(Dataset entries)

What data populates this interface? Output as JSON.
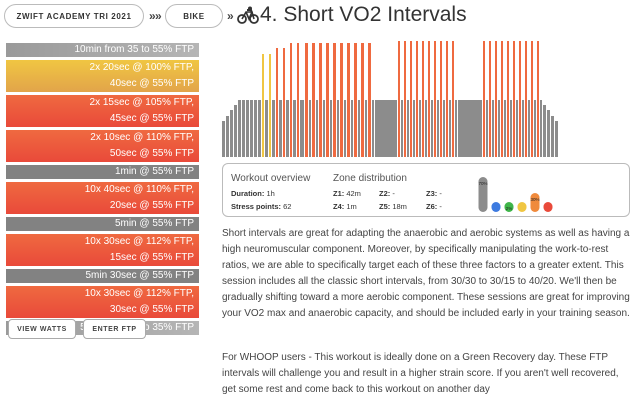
{
  "breadcrumb": {
    "academy": "ZWIFT ACADEMY TRI 2021",
    "sport": "BIKE",
    "separator": "»",
    "title": "4. Short VO2 Intervals"
  },
  "segments": [
    {
      "lines": [
        "10min from 35 to 55% FTP"
      ],
      "color": "grad"
    },
    {
      "lines": [
        "2x 20sec @ 100% FTP,",
        "40sec @ 55% FTP"
      ],
      "color": "yellow"
    },
    {
      "lines": [
        "2x 15sec @ 105% FTP,",
        "45sec @ 55% FTP"
      ],
      "color": "orange"
    },
    {
      "lines": [
        "2x 10sec @ 110% FTP,",
        "50sec @ 55% FTP"
      ],
      "color": "orange"
    },
    {
      "lines": [
        "1min @ 55% FTP"
      ],
      "color": "grey"
    },
    {
      "lines": [
        "10x 40sec @ 110% FTP,",
        "20sec @ 55% FTP"
      ],
      "color": "orange"
    },
    {
      "lines": [
        "5min @ 55% FTP"
      ],
      "color": "grey"
    },
    {
      "lines": [
        "10x 30sec @ 112% FTP,",
        "15sec @ 55% FTP"
      ],
      "color": "orange"
    },
    {
      "lines": [
        "5min 30sec @ 55% FTP"
      ],
      "color": "grey"
    },
    {
      "lines": [
        "10x 30sec @ 112% FTP,",
        "30sec @ 55% FTP"
      ],
      "color": "orange"
    },
    {
      "lines": [
        "5min from 55 to 35% FTP"
      ],
      "color": "grad"
    }
  ],
  "buttons": {
    "view_watts": "VIEW WATTS",
    "enter_ftp": "ENTER FTP"
  },
  "overview": {
    "title": "Workout overview",
    "duration_label": "Duration:",
    "duration": "1h",
    "stress_label": "Stress points:",
    "stress": "62"
  },
  "zones": {
    "title": "Zone distribution",
    "z1_label": "Z1:",
    "z1": "42m",
    "z2_label": "Z2:",
    "z2": "-",
    "z3_label": "Z3:",
    "z3": "-",
    "z4_label": "Z4:",
    "z4": "1m",
    "z5_label": "Z5:",
    "z5": "18m",
    "z6_label": "Z6:",
    "z6": "-"
  },
  "zone_chart": {
    "labels": [
      "70%",
      "",
      "2%",
      "",
      "30%",
      ""
    ],
    "colors": [
      "#8c8c8c",
      "#3d7be0",
      "#3fb54a",
      "#f0c642",
      "#f08a3c",
      "#e94a3a"
    ],
    "fill": [
      0.7,
      0,
      0.02,
      0,
      0.3,
      0
    ]
  },
  "chart_colors": {
    "grey": "#8c8c8c",
    "yellow": "#f0c642",
    "orange": "#ef6a40"
  },
  "workout_profile": [
    {
      "w": 3,
      "p": 35,
      "c": "grey",
      "n": 1
    },
    {
      "w": 3,
      "p": 40,
      "c": "grey",
      "n": 1
    },
    {
      "w": 3,
      "p": 45,
      "c": "grey",
      "n": 1
    },
    {
      "w": 3,
      "p": 50,
      "c": "grey",
      "n": 1
    },
    {
      "w": 3,
      "p": 55,
      "c": "grey",
      "n": 6
    },
    {
      "w": 2,
      "p": 100,
      "c": "yellow",
      "n": 1
    },
    {
      "w": 3,
      "p": 55,
      "c": "grey",
      "n": 1
    },
    {
      "w": 2,
      "p": 100,
      "c": "yellow",
      "n": 1
    },
    {
      "w": 3,
      "p": 55,
      "c": "grey",
      "n": 1
    },
    {
      "w": 2,
      "p": 105,
      "c": "orange",
      "n": 1
    },
    {
      "w": 3,
      "p": 55,
      "c": "grey",
      "n": 1
    },
    {
      "w": 2,
      "p": 105,
      "c": "orange",
      "n": 1
    },
    {
      "w": 3,
      "p": 55,
      "c": "grey",
      "n": 1
    },
    {
      "w": 2,
      "p": 110,
      "c": "orange",
      "n": 1
    },
    {
      "w": 3,
      "p": 55,
      "c": "grey",
      "n": 1
    },
    {
      "w": 2,
      "p": 110,
      "c": "orange",
      "n": 1
    },
    {
      "w": 4,
      "p": 55,
      "c": "grey",
      "n": 1
    },
    {
      "w": 3,
      "p": 110,
      "c": "orange",
      "n": 1
    },
    {
      "w": 2,
      "p": 55,
      "c": "grey",
      "n": 1
    },
    {
      "w": 3,
      "p": 110,
      "c": "orange",
      "n": 1
    },
    {
      "w": 2,
      "p": 55,
      "c": "grey",
      "n": 1
    },
    {
      "w": 3,
      "p": 110,
      "c": "orange",
      "n": 1
    },
    {
      "w": 2,
      "p": 55,
      "c": "grey",
      "n": 1
    },
    {
      "w": 3,
      "p": 110,
      "c": "orange",
      "n": 1
    },
    {
      "w": 2,
      "p": 55,
      "c": "grey",
      "n": 1
    },
    {
      "w": 3,
      "p": 110,
      "c": "orange",
      "n": 1
    },
    {
      "w": 2,
      "p": 55,
      "c": "grey",
      "n": 1
    },
    {
      "w": 3,
      "p": 110,
      "c": "orange",
      "n": 1
    },
    {
      "w": 2,
      "p": 55,
      "c": "grey",
      "n": 1
    },
    {
      "w": 3,
      "p": 110,
      "c": "orange",
      "n": 1
    },
    {
      "w": 2,
      "p": 55,
      "c": "grey",
      "n": 1
    },
    {
      "w": 3,
      "p": 110,
      "c": "orange",
      "n": 1
    },
    {
      "w": 2,
      "p": 55,
      "c": "grey",
      "n": 1
    },
    {
      "w": 3,
      "p": 110,
      "c": "orange",
      "n": 1
    },
    {
      "w": 2,
      "p": 55,
      "c": "grey",
      "n": 1
    },
    {
      "w": 3,
      "p": 110,
      "c": "orange",
      "n": 1
    },
    {
      "w": 2,
      "p": 55,
      "c": "grey",
      "n": 1
    },
    {
      "w": 22,
      "p": 55,
      "c": "grey",
      "n": 1
    },
    {
      "w": 2,
      "p": 112,
      "c": "orange",
      "n": 1
    },
    {
      "w": 2,
      "p": 55,
      "c": "grey",
      "n": 1
    },
    {
      "w": 2,
      "p": 112,
      "c": "orange",
      "n": 1
    },
    {
      "w": 2,
      "p": 55,
      "c": "grey",
      "n": 1
    },
    {
      "w": 2,
      "p": 112,
      "c": "orange",
      "n": 1
    },
    {
      "w": 2,
      "p": 55,
      "c": "grey",
      "n": 1
    },
    {
      "w": 2,
      "p": 112,
      "c": "orange",
      "n": 1
    },
    {
      "w": 2,
      "p": 55,
      "c": "grey",
      "n": 1
    },
    {
      "w": 2,
      "p": 112,
      "c": "orange",
      "n": 1
    },
    {
      "w": 2,
      "p": 55,
      "c": "grey",
      "n": 1
    },
    {
      "w": 2,
      "p": 112,
      "c": "orange",
      "n": 1
    },
    {
      "w": 2,
      "p": 55,
      "c": "grey",
      "n": 1
    },
    {
      "w": 2,
      "p": 112,
      "c": "orange",
      "n": 1
    },
    {
      "w": 2,
      "p": 55,
      "c": "grey",
      "n": 1
    },
    {
      "w": 2,
      "p": 112,
      "c": "orange",
      "n": 1
    },
    {
      "w": 2,
      "p": 55,
      "c": "grey",
      "n": 1
    },
    {
      "w": 2,
      "p": 112,
      "c": "orange",
      "n": 1
    },
    {
      "w": 2,
      "p": 55,
      "c": "grey",
      "n": 1
    },
    {
      "w": 2,
      "p": 112,
      "c": "orange",
      "n": 1
    },
    {
      "w": 2,
      "p": 55,
      "c": "grey",
      "n": 1
    },
    {
      "w": 24,
      "p": 55,
      "c": "grey",
      "n": 1
    },
    {
      "w": 2,
      "p": 112,
      "c": "orange",
      "n": 1
    },
    {
      "w": 2,
      "p": 55,
      "c": "grey",
      "n": 1
    },
    {
      "w": 2,
      "p": 112,
      "c": "orange",
      "n": 1
    },
    {
      "w": 2,
      "p": 55,
      "c": "grey",
      "n": 1
    },
    {
      "w": 2,
      "p": 112,
      "c": "orange",
      "n": 1
    },
    {
      "w": 2,
      "p": 55,
      "c": "grey",
      "n": 1
    },
    {
      "w": 2,
      "p": 112,
      "c": "orange",
      "n": 1
    },
    {
      "w": 2,
      "p": 55,
      "c": "grey",
      "n": 1
    },
    {
      "w": 2,
      "p": 112,
      "c": "orange",
      "n": 1
    },
    {
      "w": 2,
      "p": 55,
      "c": "grey",
      "n": 1
    },
    {
      "w": 2,
      "p": 112,
      "c": "orange",
      "n": 1
    },
    {
      "w": 2,
      "p": 55,
      "c": "grey",
      "n": 1
    },
    {
      "w": 2,
      "p": 112,
      "c": "orange",
      "n": 1
    },
    {
      "w": 2,
      "p": 55,
      "c": "grey",
      "n": 1
    },
    {
      "w": 2,
      "p": 112,
      "c": "orange",
      "n": 1
    },
    {
      "w": 2,
      "p": 55,
      "c": "grey",
      "n": 1
    },
    {
      "w": 2,
      "p": 112,
      "c": "orange",
      "n": 1
    },
    {
      "w": 2,
      "p": 55,
      "c": "grey",
      "n": 1
    },
    {
      "w": 2,
      "p": 112,
      "c": "orange",
      "n": 1
    },
    {
      "w": 2,
      "p": 55,
      "c": "grey",
      "n": 1
    },
    {
      "w": 3,
      "p": 50,
      "c": "grey",
      "n": 1
    },
    {
      "w": 3,
      "p": 45,
      "c": "grey",
      "n": 1
    },
    {
      "w": 3,
      "p": 40,
      "c": "grey",
      "n": 1
    },
    {
      "w": 3,
      "p": 35,
      "c": "grey",
      "n": 1
    }
  ],
  "description": {
    "p1": "Short intervals are great for adapting the anaerobic and aerobic systems as well as having a high neuromuscular component. Moreover, by specifically manipulating the work-to-rest ratios, we are able to specifically target each of these three factors to a greater extent. This session includes all the classic short intervals, from 30/30 to 30/15 to 40/20. We'll then be gradually shifting toward a more aerobic component. These sessions are great for improving your VO2 max and anaerobic capacity, and should be included early in your training season.",
    "p2": "For WHOOP users - This workout is ideally done on a Green Recovery day. These FTP intervals will challenge you and result in a higher strain score. If you aren't well recovered, get some rest and come back to this workout on another day"
  }
}
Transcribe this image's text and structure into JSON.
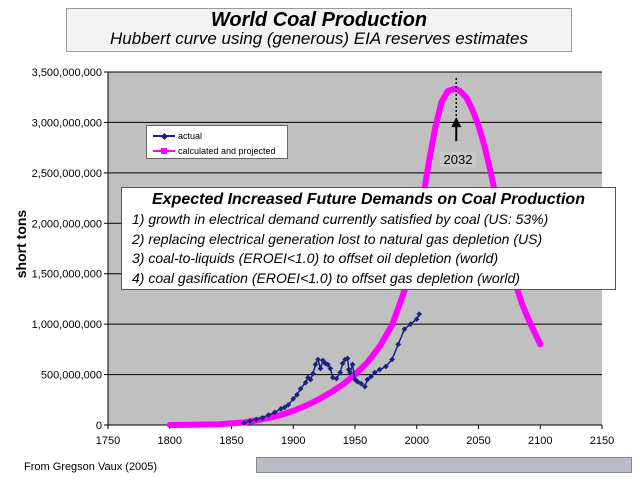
{
  "chart_data": {
    "type": "line",
    "title": "World Coal Production",
    "subtitle": "Hubbert curve using (generous) EIA reserves estimates",
    "xlabel": "",
    "ylabel": "short tons",
    "xlim": [
      1750,
      2150
    ],
    "ylim": [
      0,
      3500000000
    ],
    "x_ticks": [
      "1750",
      "1800",
      "1850",
      "1900",
      "1950",
      "2000",
      "2050",
      "2100",
      "2150"
    ],
    "y_ticks": [
      "0",
      "500,000,000",
      "1,000,000,000",
      "1,500,000,000",
      "2,000,000,000",
      "2,500,000,000",
      "3,000,000,000",
      "3,500,000,000"
    ],
    "grid": true,
    "legend_position": "top-left",
    "series": [
      {
        "name": "actual",
        "color": "#1a237e",
        "x": [
          1860,
          1865,
          1870,
          1875,
          1880,
          1885,
          1890,
          1893,
          1896,
          1900,
          1903,
          1906,
          1910,
          1912,
          1914,
          1916,
          1918,
          1920,
          1922,
          1924,
          1926,
          1928,
          1930,
          1932,
          1935,
          1938,
          1940,
          1942,
          1944,
          1945,
          1946,
          1948,
          1950,
          1952,
          1955,
          1958,
          1960,
          1963,
          1966,
          1970,
          1975,
          1980,
          1985,
          1990,
          1995,
          2000,
          2002
        ],
        "y": [
          20000000,
          40000000,
          55000000,
          70000000,
          100000000,
          125000000,
          160000000,
          175000000,
          200000000,
          260000000,
          300000000,
          360000000,
          420000000,
          470000000,
          450000000,
          510000000,
          600000000,
          650000000,
          560000000,
          640000000,
          610000000,
          600000000,
          560000000,
          470000000,
          460000000,
          520000000,
          610000000,
          650000000,
          660000000,
          550000000,
          520000000,
          600000000,
          450000000,
          430000000,
          410000000,
          380000000,
          450000000,
          480000000,
          520000000,
          550000000,
          580000000,
          650000000,
          800000000,
          950000000,
          1000000000,
          1050000000,
          1100000000
        ]
      },
      {
        "name": "calculated and projected",
        "color": "#ff00ff",
        "peak_year": 2032,
        "peak_value": 3330000000,
        "x": [
          1800,
          1820,
          1840,
          1860,
          1870,
          1880,
          1890,
          1900,
          1910,
          1920,
          1930,
          1940,
          1950,
          1960,
          1970,
          1980,
          1990,
          2000,
          2005,
          2010,
          2015,
          2020,
          2025,
          2030,
          2032,
          2035,
          2040,
          2045,
          2050,
          2055,
          2060,
          2065,
          2070,
          2075,
          2080,
          2085,
          2090,
          2095,
          2100
        ],
        "y": [
          0,
          2000000,
          8000000,
          25000000,
          45000000,
          70000000,
          100000000,
          140000000,
          190000000,
          250000000,
          320000000,
          400000000,
          500000000,
          620000000,
          780000000,
          990000000,
          1330000000,
          1890000000,
          2250000000,
          2620000000,
          2950000000,
          3200000000,
          3310000000,
          3330000000,
          3330000000,
          3310000000,
          3250000000,
          3130000000,
          2970000000,
          2760000000,
          2500000000,
          2210000000,
          1910000000,
          1630000000,
          1400000000,
          1210000000,
          1060000000,
          930000000,
          800000000
        ]
      }
    ]
  },
  "annotation": {
    "heading": "Expected Increased Future Demands on Coal Production",
    "items": [
      "1) growth in electrical demand currently satisfied by coal (US: 53%)",
      "2) replacing electrical generation lost to natural gas depletion (US)",
      "3) coal-to-liquids (EROEI<1.0) to offset oil depletion (world)",
      "4) coal gasification (EROEI<1.0) to offset gas depletion (world)"
    ]
  },
  "legend": {
    "actual": "actual",
    "projected": "calculated and projected"
  },
  "peak_label": "2032",
  "source": "From Gregson Vaux (2005)",
  "colors": {
    "plot_bg": "#c0c0c0",
    "actual": "#1a237e",
    "projected": "#ff00ff"
  }
}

» **SHORT EXERCISE**
Each line of the data that includes the word "calculated" counts once; report the total and nothing more.

» **FINAL ANSWER**
2